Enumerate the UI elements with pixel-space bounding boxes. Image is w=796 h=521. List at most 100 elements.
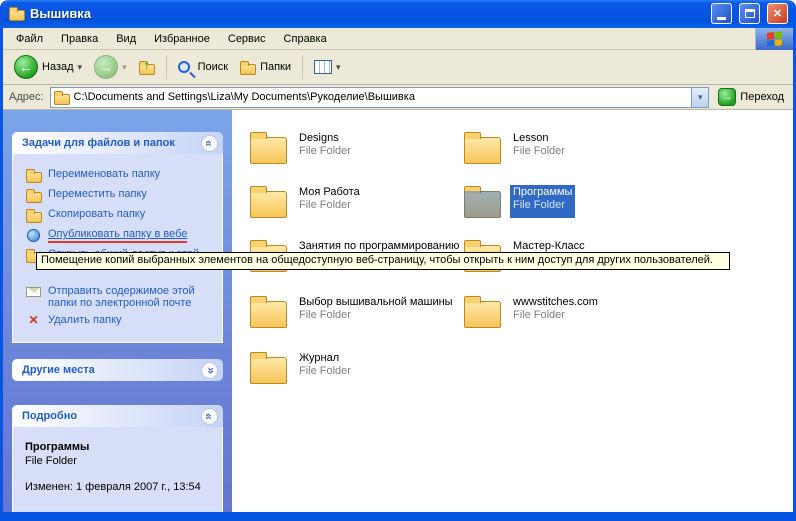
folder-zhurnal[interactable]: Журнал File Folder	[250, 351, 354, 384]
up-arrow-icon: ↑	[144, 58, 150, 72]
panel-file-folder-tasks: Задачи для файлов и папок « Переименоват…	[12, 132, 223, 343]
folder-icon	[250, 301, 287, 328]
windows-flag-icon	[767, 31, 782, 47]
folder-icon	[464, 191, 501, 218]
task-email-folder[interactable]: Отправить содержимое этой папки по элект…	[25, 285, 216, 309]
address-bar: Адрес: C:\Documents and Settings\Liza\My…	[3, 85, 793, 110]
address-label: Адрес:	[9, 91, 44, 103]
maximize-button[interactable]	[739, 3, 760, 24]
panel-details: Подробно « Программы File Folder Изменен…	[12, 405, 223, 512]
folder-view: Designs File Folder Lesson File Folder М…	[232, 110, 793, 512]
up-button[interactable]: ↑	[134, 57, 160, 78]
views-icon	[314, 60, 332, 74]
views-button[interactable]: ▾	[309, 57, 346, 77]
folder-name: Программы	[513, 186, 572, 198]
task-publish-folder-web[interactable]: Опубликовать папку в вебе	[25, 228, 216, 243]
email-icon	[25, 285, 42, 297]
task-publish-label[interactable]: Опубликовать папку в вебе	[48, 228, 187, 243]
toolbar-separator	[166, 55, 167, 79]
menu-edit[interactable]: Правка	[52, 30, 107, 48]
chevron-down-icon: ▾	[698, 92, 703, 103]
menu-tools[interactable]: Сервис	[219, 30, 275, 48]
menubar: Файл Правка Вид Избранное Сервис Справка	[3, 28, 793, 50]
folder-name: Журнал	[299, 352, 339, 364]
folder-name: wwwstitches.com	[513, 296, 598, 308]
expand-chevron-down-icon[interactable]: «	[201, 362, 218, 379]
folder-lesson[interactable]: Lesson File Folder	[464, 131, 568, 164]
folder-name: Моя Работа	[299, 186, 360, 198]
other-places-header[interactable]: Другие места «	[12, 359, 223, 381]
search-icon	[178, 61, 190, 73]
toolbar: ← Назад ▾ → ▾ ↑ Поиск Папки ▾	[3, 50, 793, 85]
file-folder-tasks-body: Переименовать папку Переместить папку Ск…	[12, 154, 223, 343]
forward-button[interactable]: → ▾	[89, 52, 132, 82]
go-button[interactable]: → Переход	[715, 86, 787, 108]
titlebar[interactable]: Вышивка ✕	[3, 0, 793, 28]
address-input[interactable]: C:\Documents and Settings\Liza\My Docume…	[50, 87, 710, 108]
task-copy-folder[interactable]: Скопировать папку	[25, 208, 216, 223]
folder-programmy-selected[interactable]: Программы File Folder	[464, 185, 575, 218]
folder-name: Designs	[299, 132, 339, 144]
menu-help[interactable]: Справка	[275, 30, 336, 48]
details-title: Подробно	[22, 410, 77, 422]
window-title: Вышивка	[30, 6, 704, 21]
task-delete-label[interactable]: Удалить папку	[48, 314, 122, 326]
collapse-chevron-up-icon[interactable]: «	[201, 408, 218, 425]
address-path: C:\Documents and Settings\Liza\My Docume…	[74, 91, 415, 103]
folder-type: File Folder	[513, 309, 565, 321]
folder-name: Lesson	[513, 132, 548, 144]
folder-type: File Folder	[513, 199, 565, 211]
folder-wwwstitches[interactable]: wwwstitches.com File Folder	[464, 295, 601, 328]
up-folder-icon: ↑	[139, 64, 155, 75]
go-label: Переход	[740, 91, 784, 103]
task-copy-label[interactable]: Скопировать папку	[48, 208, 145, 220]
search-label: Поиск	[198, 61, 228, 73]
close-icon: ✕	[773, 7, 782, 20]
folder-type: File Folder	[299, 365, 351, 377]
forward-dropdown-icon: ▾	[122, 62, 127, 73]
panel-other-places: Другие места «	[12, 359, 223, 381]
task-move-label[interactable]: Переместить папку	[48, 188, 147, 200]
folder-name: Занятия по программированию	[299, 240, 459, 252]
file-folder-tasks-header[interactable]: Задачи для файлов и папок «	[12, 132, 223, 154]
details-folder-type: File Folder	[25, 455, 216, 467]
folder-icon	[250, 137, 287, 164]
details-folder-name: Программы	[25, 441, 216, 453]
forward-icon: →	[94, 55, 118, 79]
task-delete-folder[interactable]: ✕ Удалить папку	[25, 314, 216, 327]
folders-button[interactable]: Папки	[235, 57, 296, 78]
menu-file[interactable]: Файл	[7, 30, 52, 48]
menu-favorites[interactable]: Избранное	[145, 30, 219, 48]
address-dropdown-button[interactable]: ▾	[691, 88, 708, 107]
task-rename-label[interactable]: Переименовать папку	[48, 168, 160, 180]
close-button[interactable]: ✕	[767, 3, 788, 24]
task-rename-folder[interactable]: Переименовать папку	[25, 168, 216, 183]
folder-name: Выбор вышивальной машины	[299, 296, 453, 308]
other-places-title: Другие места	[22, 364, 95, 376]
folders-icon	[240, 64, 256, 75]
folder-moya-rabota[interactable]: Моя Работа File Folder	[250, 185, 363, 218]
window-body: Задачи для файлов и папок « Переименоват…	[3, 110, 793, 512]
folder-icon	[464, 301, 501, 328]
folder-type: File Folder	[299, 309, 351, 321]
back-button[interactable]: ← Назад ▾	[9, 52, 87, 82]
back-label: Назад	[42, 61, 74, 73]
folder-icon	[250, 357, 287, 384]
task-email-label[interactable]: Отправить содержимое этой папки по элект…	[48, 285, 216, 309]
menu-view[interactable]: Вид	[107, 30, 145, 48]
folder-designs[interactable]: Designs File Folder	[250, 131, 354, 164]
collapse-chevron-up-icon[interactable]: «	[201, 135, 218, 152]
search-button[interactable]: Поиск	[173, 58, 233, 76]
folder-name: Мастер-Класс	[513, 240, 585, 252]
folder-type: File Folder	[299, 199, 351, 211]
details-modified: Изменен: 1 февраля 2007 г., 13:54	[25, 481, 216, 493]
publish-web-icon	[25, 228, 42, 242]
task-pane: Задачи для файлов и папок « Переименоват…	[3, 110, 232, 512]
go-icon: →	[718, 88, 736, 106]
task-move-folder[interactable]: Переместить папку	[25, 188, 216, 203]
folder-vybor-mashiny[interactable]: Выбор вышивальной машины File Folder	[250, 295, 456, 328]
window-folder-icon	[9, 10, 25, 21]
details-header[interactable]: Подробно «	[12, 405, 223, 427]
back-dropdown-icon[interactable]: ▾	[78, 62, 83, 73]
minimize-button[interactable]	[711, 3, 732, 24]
=-=-=
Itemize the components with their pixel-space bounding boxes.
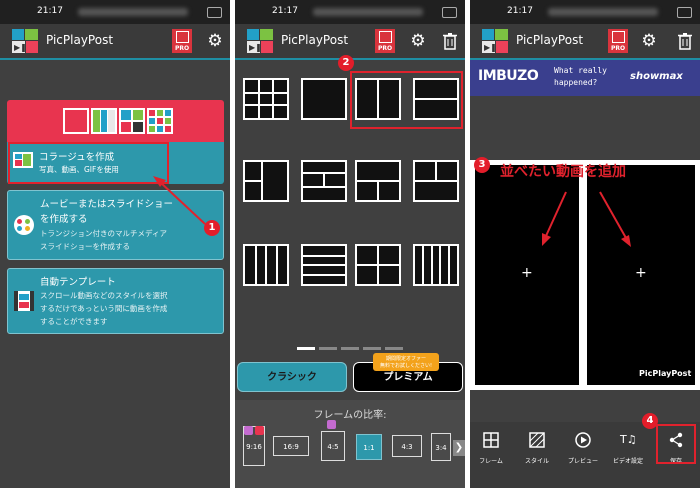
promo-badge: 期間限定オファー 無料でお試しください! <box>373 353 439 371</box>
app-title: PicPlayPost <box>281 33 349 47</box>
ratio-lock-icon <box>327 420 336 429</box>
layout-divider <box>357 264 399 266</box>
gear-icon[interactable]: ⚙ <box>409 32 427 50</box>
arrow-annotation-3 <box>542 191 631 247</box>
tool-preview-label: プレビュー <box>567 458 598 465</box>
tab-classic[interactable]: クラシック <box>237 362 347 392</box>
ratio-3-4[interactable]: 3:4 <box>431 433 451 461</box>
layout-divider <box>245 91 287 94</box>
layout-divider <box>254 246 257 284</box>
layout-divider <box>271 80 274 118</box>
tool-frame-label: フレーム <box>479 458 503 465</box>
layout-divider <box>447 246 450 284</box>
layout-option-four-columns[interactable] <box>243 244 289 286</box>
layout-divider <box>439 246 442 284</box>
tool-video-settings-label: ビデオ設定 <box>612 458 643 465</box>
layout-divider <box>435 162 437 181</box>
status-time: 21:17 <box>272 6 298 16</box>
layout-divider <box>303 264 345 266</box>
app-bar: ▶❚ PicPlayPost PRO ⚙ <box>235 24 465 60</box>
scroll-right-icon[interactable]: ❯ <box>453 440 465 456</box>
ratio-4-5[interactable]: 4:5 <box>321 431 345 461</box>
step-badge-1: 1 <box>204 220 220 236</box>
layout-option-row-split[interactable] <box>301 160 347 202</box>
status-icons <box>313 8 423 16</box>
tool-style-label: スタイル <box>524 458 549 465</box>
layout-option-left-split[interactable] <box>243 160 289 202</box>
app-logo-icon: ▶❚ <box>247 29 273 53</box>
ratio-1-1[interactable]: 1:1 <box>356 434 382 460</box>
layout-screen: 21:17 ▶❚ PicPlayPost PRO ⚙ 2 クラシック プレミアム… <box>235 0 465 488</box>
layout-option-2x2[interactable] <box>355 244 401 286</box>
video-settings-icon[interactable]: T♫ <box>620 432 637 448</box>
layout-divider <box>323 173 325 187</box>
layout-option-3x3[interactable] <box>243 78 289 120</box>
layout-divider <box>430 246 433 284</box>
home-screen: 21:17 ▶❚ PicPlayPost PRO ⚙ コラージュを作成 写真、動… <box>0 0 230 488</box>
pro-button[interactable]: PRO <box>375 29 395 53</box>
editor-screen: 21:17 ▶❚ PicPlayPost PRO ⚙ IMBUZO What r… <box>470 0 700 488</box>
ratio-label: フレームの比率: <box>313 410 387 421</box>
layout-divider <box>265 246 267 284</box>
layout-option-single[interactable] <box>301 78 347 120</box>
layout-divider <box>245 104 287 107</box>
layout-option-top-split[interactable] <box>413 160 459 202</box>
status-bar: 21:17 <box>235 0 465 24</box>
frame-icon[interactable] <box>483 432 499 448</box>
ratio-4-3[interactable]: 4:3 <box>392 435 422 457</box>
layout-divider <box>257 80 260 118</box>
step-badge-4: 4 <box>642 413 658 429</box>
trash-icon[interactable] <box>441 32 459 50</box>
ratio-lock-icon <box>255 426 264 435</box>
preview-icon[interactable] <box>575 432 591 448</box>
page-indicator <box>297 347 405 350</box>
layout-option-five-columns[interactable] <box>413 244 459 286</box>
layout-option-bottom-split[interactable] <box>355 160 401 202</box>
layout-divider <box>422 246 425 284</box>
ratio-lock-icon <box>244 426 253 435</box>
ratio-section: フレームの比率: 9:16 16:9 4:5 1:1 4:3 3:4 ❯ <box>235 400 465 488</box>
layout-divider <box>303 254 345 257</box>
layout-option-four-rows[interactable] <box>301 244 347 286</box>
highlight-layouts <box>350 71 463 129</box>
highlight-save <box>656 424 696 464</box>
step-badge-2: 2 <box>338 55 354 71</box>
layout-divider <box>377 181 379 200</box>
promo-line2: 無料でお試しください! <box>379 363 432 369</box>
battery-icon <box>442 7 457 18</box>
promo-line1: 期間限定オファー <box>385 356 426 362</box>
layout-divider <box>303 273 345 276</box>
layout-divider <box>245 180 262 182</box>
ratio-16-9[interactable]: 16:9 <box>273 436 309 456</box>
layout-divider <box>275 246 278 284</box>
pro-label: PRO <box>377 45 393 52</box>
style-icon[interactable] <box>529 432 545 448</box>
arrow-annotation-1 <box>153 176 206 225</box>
=-=-=
## TASK
Can you recast everything from the line containing "folder-zhurnal[interactable]: Журнал File" down to the line containing "191, 501, 218]" as a JSON list of strings, with one string per line and blank lines left out?

## SOLUTION FOR THIS PROBLEM
[
  "folder-zhurnal[interactable]: Журнал File Folder\t[250, 351, 354, 384]",
  "up-arrow-icon: ↑\t[144, 58, 150, 72]",
  "panel-file-folder-tasks: Задачи для файлов и папок « Переименоват…\t[12, 132, 223, 343]",
  "folder-icon\t[250, 301, 287, 328]",
  "windows-flag-icon\t[767, 31, 782, 47]",
  "folder-icon\t[464, 191, 501, 218]"
]